[A run of records]

BEGIN

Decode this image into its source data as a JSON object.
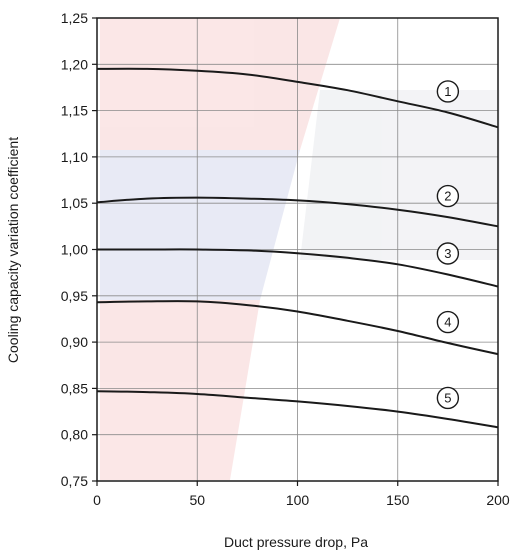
{
  "chart_data": {
    "type": "line",
    "title": "",
    "xlabel": "Duct pressure drop, Pa",
    "ylabel": "Cooling capacity variation coefficient",
    "xlim": [
      0,
      200
    ],
    "ylim": [
      0.75,
      1.25
    ],
    "xticks": [
      "0",
      "50",
      "100",
      "150",
      "200"
    ],
    "yticks": [
      "0,75",
      "0,80",
      "0,85",
      "0,90",
      "0,95",
      "1,00",
      "1,05",
      "1,10",
      "1,15",
      "1,20",
      "1,25"
    ],
    "grid": true,
    "x": [
      0,
      25,
      50,
      75,
      100,
      125,
      150,
      175,
      200
    ],
    "series": [
      {
        "label": "1",
        "values": [
          1.195,
          1.195,
          1.193,
          1.189,
          1.181,
          1.172,
          1.16,
          1.148,
          1.132
        ]
      },
      {
        "label": "2",
        "values": [
          1.051,
          1.055,
          1.056,
          1.055,
          1.053,
          1.049,
          1.043,
          1.035,
          1.025
        ]
      },
      {
        "label": "3",
        "values": [
          1.0,
          1.0,
          1.0,
          0.999,
          0.996,
          0.991,
          0.984,
          0.973,
          0.96
        ]
      },
      {
        "label": "4",
        "values": [
          0.943,
          0.944,
          0.944,
          0.94,
          0.933,
          0.923,
          0.912,
          0.899,
          0.887
        ]
      },
      {
        "label": "5",
        "values": [
          0.847,
          0.846,
          0.844,
          0.84,
          0.836,
          0.831,
          0.825,
          0.817,
          0.808
        ]
      }
    ],
    "curve_label_x": [
      175,
      175,
      175,
      175,
      175
    ],
    "colors": {
      "line": "#1a1a1a",
      "grid": "#8a8a8a",
      "axis": "#1a1a1a"
    }
  }
}
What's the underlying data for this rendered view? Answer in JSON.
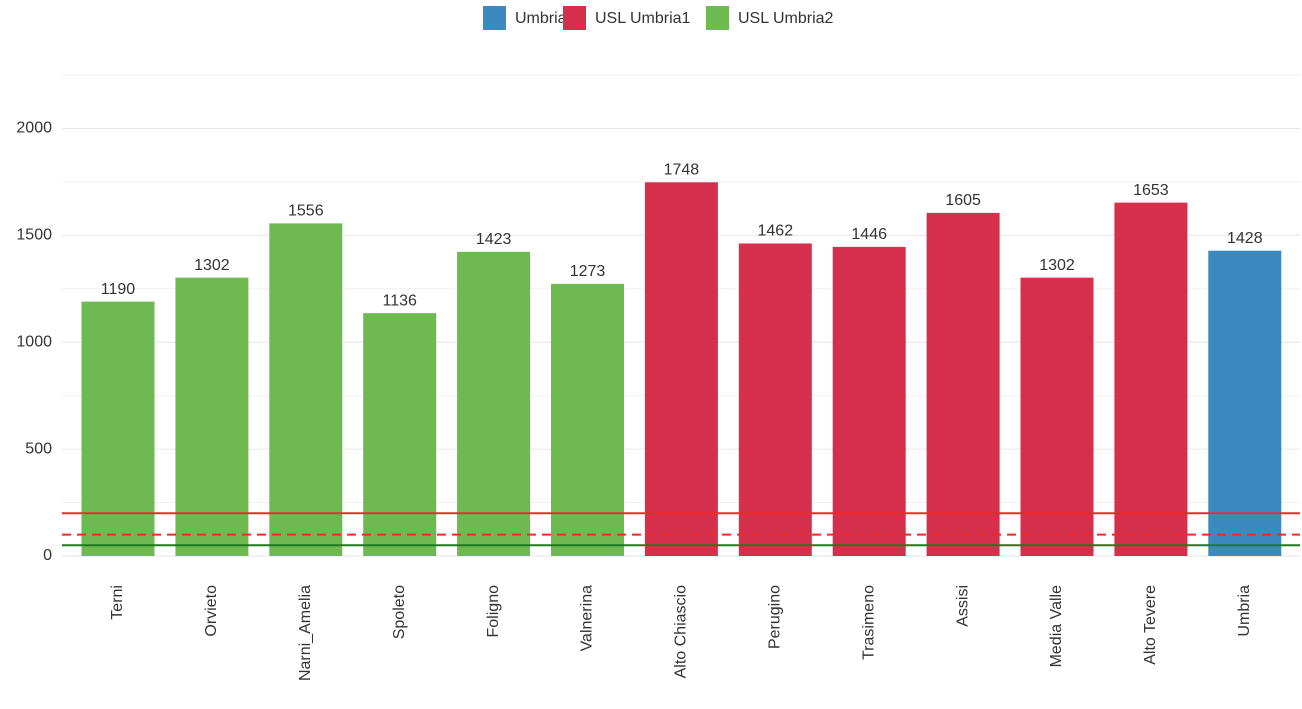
{
  "chart_data": {
    "type": "bar",
    "categories": [
      "Terni",
      "Orvieto",
      "Narni_Amelia",
      "Spoleto",
      "Foligno",
      "Valnerina",
      "Alto Chiascio",
      "Perugino",
      "Trasimeno",
      "Assisi",
      "Media Valle",
      "Alto Tevere",
      "Umbria"
    ],
    "series": [
      {
        "name": "Umbria",
        "color": "#3a89bf",
        "values": [
          null,
          null,
          null,
          null,
          null,
          null,
          null,
          null,
          null,
          null,
          null,
          null,
          1428
        ]
      },
      {
        "name": "USL Umbria1",
        "color": "#d52f4b",
        "values": [
          null,
          null,
          null,
          null,
          null,
          null,
          1748,
          1462,
          1446,
          1605,
          1302,
          1653,
          null
        ]
      },
      {
        "name": "USL Umbria2",
        "color": "#6fba50",
        "values": [
          1190,
          1302,
          1556,
          1136,
          1423,
          1273,
          null,
          null,
          null,
          null,
          null,
          null,
          null
        ]
      }
    ],
    "ylim": [
      0,
      2250
    ],
    "yticks": [
      0,
      500,
      1000,
      1500,
      2000
    ],
    "grid": true,
    "legend": "top",
    "reference_lines": [
      {
        "value": 200,
        "color": "#ee2a2a",
        "dash": false
      },
      {
        "value": 100,
        "color": "#ee2a2a",
        "dash": true
      },
      {
        "value": 50,
        "color": "#1f7a1f",
        "dash": false
      }
    ]
  }
}
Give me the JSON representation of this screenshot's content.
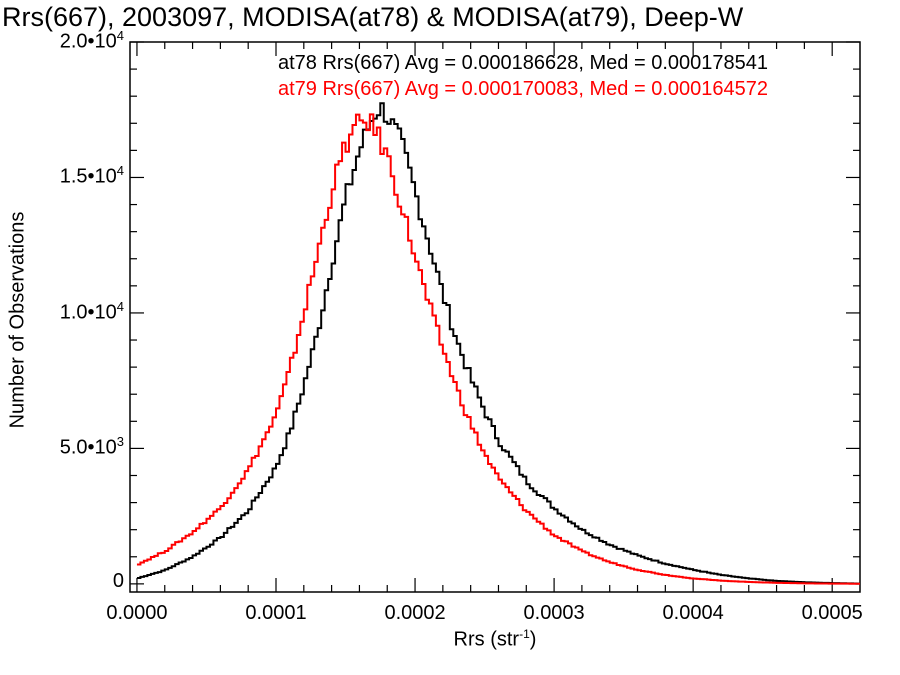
{
  "chart_data": {
    "type": "line",
    "title": "Rrs(667), 2003097, MODISA(at78) & MODISA(at79), Deep-W",
    "xlabel_main": "Rrs (str",
    "xlabel_exp": "-1",
    "xlabel_close": ")",
    "ylabel": "Number of Observations",
    "xlim": [
      -5e-06,
      0.00052
    ],
    "ylim": [
      -300,
      20000
    ],
    "x_ticks": [
      {
        "value": 0.0,
        "label": "0.0000"
      },
      {
        "value": 0.0001,
        "label": "0.0001"
      },
      {
        "value": 0.0002,
        "label": "0.0002"
      },
      {
        "value": 0.0003,
        "label": "0.0003"
      },
      {
        "value": 0.0004,
        "label": "0.0004"
      },
      {
        "value": 0.0005,
        "label": "0.0005"
      }
    ],
    "y_ticks": [
      {
        "value": 0,
        "mantissa": "0",
        "exp": ""
      },
      {
        "value": 5000,
        "mantissa": "5.0•10",
        "exp": "3"
      },
      {
        "value": 10000,
        "mantissa": "1.0•10",
        "exp": "4"
      },
      {
        "value": 15000,
        "mantissa": "1.5•10",
        "exp": "4"
      },
      {
        "value": 20000,
        "mantissa": "2.0•10",
        "exp": "4"
      }
    ],
    "series": [
      {
        "name": "at78",
        "color": "#000000",
        "legend": "at78 Rrs(667) Avg = 0.000186628, Med = 0.000178541",
        "x": [
          0.0,
          2e-05,
          4e-05,
          6e-05,
          8e-05,
          0.0001,
          0.00011,
          0.00012,
          0.00013,
          0.00014,
          0.00015,
          0.00016,
          0.00017,
          0.000175,
          0.00018,
          0.00019,
          0.0002,
          0.00021,
          0.00022,
          0.00023,
          0.00024,
          0.00025,
          0.00026,
          0.00028,
          0.0003,
          0.00032,
          0.00034,
          0.00036,
          0.00038,
          0.0004,
          0.00042,
          0.00044,
          0.00046,
          0.00048,
          0.0005,
          0.00052
        ],
        "y": [
          200,
          500,
          1000,
          1700,
          2700,
          4300,
          5600,
          7300,
          9300,
          11800,
          14200,
          16000,
          17300,
          17600,
          17300,
          16300,
          14500,
          12600,
          10700,
          9000,
          7600,
          6400,
          5300,
          3800,
          2800,
          2000,
          1450,
          1050,
          750,
          520,
          330,
          200,
          110,
          60,
          30,
          10
        ]
      },
      {
        "name": "at79",
        "color": "#ff0000",
        "legend": "at79 Rrs(667) Avg = 0.000170083, Med = 0.000164572",
        "x": [
          0.0,
          2e-05,
          4e-05,
          6e-05,
          8e-05,
          0.0001,
          0.00011,
          0.00012,
          0.00013,
          0.00014,
          0.00015,
          0.00016,
          0.000165,
          0.00017,
          0.00018,
          0.00019,
          0.0002,
          0.00021,
          0.00022,
          0.00023,
          0.00024,
          0.00025,
          0.00026,
          0.00028,
          0.0003,
          0.00032,
          0.00034,
          0.00036,
          0.00038,
          0.0004,
          0.00042,
          0.00044,
          0.00046,
          0.00048,
          0.0005,
          0.00052
        ],
        "y": [
          700,
          1200,
          1900,
          2800,
          4200,
          6200,
          7900,
          10000,
          12200,
          14500,
          16200,
          17000,
          17100,
          16900,
          15800,
          14000,
          12100,
          10300,
          8700,
          7200,
          5900,
          4800,
          3900,
          2700,
          1800,
          1200,
          800,
          520,
          330,
          200,
          120,
          70,
          40,
          20,
          10,
          5
        ]
      }
    ],
    "grid": false,
    "legend_position": "top-right"
  }
}
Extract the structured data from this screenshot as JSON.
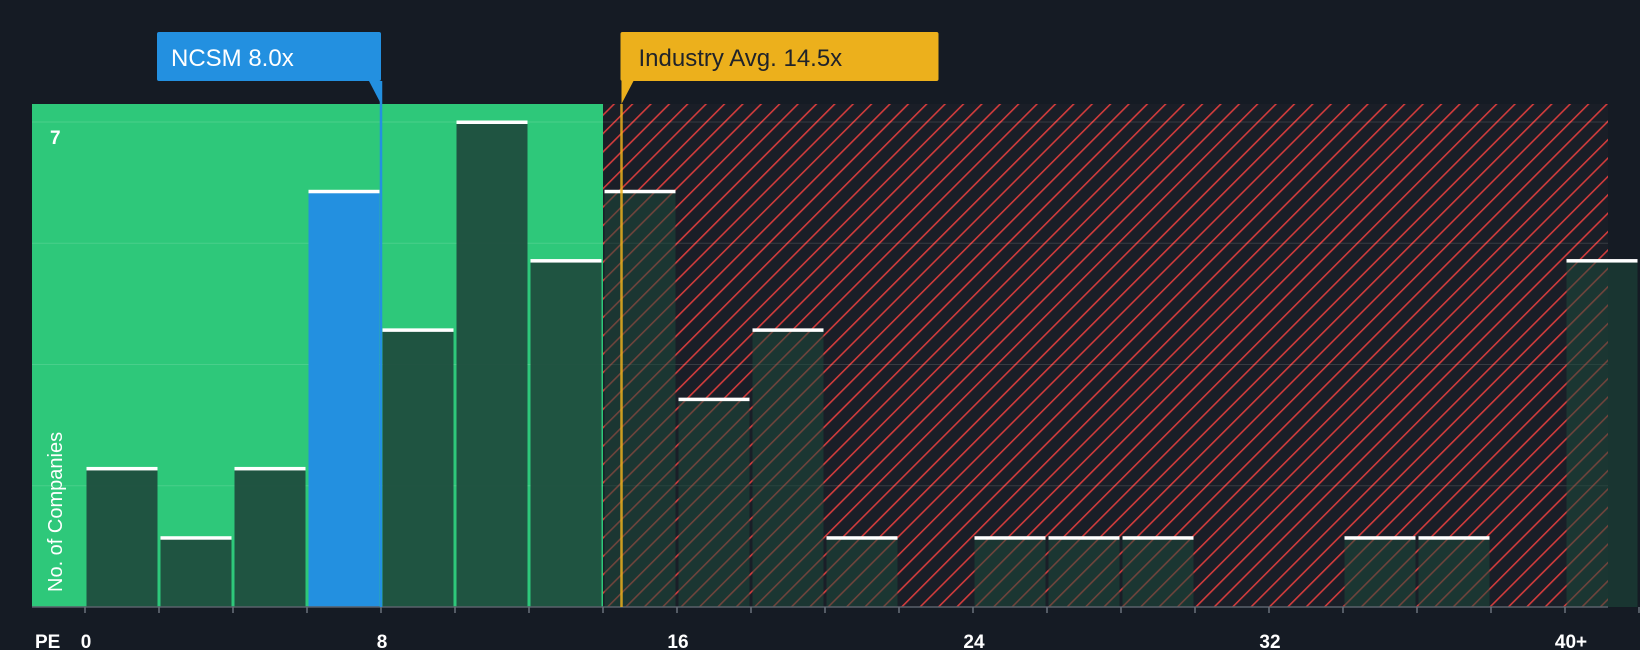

END

• Written exercise: Each line with the string "this" in it needs to be found and copied.

• Correct output:
Decode this image into its source data as a JSON object.
What's the underlying data for this rendered view? Answer in JSON.
Give me the JSON representation of this screenshot's content.
Extract the structured data from this screenshot as JSON.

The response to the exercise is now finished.